Purpose: Progression of heart remodelling and failure may be associated with disturbances of sarcoplasm membrane stability, and changes of redox balance. The lack of dystrophin protein has been revealed during heart failure development but the changes in expression of dystrophin during remodeling progress are not enough investigated, as well as expression of inducible anti-oxidant enzyme MnSOD. The aim of the study was to determine the expression of dystrophin and MnSOD in the dynamic of hypertrophy of the left ventricle.
Methods: In male Wistar and SHR rats 6 months in age, hypertrophy was induced by low doses of isoprenaline (ISO) injections for 7 days. For control we injected 0,9 % NaCl solution at the same period. The samples of left (LV) and right (RV) ventricle tissue were collected in the dynamics of experiment, and morphometric analyze was performed. The expression of dystrophin was determined by Western blotting. The parameters of heart function were investigated using the ultra-small catheter 2F ("Millar Instruments", USA).
Results: In both lines of animals, the progressive hypertrophy of LV was revealed, and following regression of hypertrophy was shown (only partially in SHR). We found that the parameters of heart function in both lines of animals were typical for heart remodeling and these changes were strongly pronounced in SHR. The expression of dystrophin was higher in RV of Wistar rats. The maximal increase in 5th day with following reduction was observed. In SHR, dystrophin expression was significantly lesser, the maximal reduction was found on 30th day. In both lines of rats, MnSOD expression was higher in LV. In the LV of Wistar, the rise and regression of hypertrophy was accompanied with increase and reduction of MnSOD expression. In the RV of Wistar, moderate elevation of MnSOD was kept during 5-14 days, and maximal values were in 30th day. In opposite, in the LV of SHR, MnSOD expression was dramatically reduced in 5-7 days during maximum of hypertrophic response that may reflect significant disturbances of anti-oxidant defence.
Conclusions: The data demonstrate that hypertrophy of LV induced by adrenergic stimulation in rats is accompanied by transient compensatory increase of dystrophin expression, which is less pronounced in SHR. However, the followed prolonged depletion of dystrophin in myocardium, especially in SHR, may be unfavorable for remodelling progression. Anti-oxidant effect of MnSOD protects the heart during one month, but in SHR this mechanism appears to be insufficient at considerable hypertrophy.

▶ Assigned task 1:
Decide whether each of these statements agrees with the abstract, answering yes or no and quoting the abstract's deciding words: (a) The rats received isoprenaline injections for 7 days to induce hypertrophy. (b) Dystrophin expression was measured by immunohistochemistry. (c) In both lines of rats, MnSOD expression was higher in the right ventricle.
▶ Assigned task 2:
Write out the stretch of the abstract from "Conclusions: The data" through "at considerable hypertrophy.", keeping every word and mark unchanged.

▶ Data under study:
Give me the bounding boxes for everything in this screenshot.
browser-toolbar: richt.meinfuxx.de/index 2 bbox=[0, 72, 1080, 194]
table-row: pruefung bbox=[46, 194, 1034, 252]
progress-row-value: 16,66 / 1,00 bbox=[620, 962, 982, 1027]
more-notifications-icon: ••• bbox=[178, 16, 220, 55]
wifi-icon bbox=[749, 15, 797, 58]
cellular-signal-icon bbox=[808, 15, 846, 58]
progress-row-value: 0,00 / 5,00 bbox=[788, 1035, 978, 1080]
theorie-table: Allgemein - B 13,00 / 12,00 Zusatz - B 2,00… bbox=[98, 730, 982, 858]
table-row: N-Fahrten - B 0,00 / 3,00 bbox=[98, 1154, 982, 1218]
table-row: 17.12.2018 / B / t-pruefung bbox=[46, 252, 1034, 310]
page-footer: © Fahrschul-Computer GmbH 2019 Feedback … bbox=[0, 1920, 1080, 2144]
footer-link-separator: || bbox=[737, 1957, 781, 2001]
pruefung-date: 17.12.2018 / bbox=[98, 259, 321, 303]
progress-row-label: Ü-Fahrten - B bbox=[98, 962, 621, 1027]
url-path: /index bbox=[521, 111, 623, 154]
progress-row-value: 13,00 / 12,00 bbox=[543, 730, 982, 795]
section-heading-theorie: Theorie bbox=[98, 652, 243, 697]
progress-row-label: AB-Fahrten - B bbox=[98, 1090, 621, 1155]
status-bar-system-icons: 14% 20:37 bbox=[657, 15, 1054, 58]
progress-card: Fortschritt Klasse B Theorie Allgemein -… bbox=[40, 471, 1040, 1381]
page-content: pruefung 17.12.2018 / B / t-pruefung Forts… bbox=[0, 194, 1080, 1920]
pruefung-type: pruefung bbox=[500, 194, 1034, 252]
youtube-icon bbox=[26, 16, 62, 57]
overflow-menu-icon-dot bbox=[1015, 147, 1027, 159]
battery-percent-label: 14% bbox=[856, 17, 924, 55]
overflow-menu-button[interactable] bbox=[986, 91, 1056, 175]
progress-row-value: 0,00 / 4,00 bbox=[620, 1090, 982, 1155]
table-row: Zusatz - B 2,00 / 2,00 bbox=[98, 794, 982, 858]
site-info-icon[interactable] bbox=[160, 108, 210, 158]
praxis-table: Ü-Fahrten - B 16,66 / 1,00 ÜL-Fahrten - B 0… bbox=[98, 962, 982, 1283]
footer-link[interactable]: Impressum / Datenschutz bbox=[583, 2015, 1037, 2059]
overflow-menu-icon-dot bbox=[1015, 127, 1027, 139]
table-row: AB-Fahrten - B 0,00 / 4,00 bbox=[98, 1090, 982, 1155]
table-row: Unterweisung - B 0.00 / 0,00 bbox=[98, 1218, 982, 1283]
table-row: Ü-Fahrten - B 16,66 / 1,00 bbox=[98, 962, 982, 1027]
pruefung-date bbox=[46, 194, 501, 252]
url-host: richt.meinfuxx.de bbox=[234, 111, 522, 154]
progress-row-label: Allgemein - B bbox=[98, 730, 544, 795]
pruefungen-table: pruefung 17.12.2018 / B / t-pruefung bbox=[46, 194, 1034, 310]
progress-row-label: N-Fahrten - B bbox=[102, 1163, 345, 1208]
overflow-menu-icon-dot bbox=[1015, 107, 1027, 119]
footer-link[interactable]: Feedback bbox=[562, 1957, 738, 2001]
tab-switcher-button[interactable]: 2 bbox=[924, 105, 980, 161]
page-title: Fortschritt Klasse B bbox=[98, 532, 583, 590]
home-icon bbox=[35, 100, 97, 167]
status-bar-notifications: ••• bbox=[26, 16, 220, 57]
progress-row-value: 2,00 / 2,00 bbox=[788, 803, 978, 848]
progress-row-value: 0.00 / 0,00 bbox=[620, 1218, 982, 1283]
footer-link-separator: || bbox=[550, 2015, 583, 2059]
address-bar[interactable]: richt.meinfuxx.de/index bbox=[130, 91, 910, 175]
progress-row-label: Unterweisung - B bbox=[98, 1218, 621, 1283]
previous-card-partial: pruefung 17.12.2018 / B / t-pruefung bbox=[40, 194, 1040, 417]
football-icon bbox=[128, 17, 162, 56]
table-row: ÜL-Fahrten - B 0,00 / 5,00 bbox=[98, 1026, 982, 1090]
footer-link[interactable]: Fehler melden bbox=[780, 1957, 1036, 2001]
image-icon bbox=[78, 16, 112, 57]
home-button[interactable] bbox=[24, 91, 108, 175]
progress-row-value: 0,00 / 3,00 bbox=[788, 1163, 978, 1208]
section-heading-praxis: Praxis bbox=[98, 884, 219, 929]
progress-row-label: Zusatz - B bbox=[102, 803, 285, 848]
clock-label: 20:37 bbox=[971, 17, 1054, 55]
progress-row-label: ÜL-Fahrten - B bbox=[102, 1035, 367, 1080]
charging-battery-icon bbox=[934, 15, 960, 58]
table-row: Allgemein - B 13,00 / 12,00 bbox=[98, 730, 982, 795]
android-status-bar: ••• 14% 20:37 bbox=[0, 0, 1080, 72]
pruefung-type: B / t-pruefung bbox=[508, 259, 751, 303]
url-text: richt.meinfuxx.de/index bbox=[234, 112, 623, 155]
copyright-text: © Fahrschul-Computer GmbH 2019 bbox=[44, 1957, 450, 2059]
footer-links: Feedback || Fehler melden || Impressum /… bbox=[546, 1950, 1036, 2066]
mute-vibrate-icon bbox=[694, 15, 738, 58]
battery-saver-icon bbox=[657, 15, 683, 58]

▶ Task response 1:
(a) Yes: "hypertrophy was induced by low doses of isoprenaline (ISO) injections for 7 days"
(b) No: "The expression of dystrophin was determined by Western blotting."
(c) No: "In both lines of rats, MnSOD expression was higher in LV."

▶ Task response 2:
Conclusions: The data demonstrate that hypertrophy of LV induced by adrenergic stimulation in rats is accompanied by transient compensatory increase of dystrophin expression, which is less pronounced in SHR. However, the followed prolonged depletion of dystrophin in myocardium, especially in SHR, may be unfavorable for remodelling progression. Anti-oxidant effect of MnSOD protects the heart during one month, but in SHR this mechanism appears to be insufficient at considerable hypertrophy.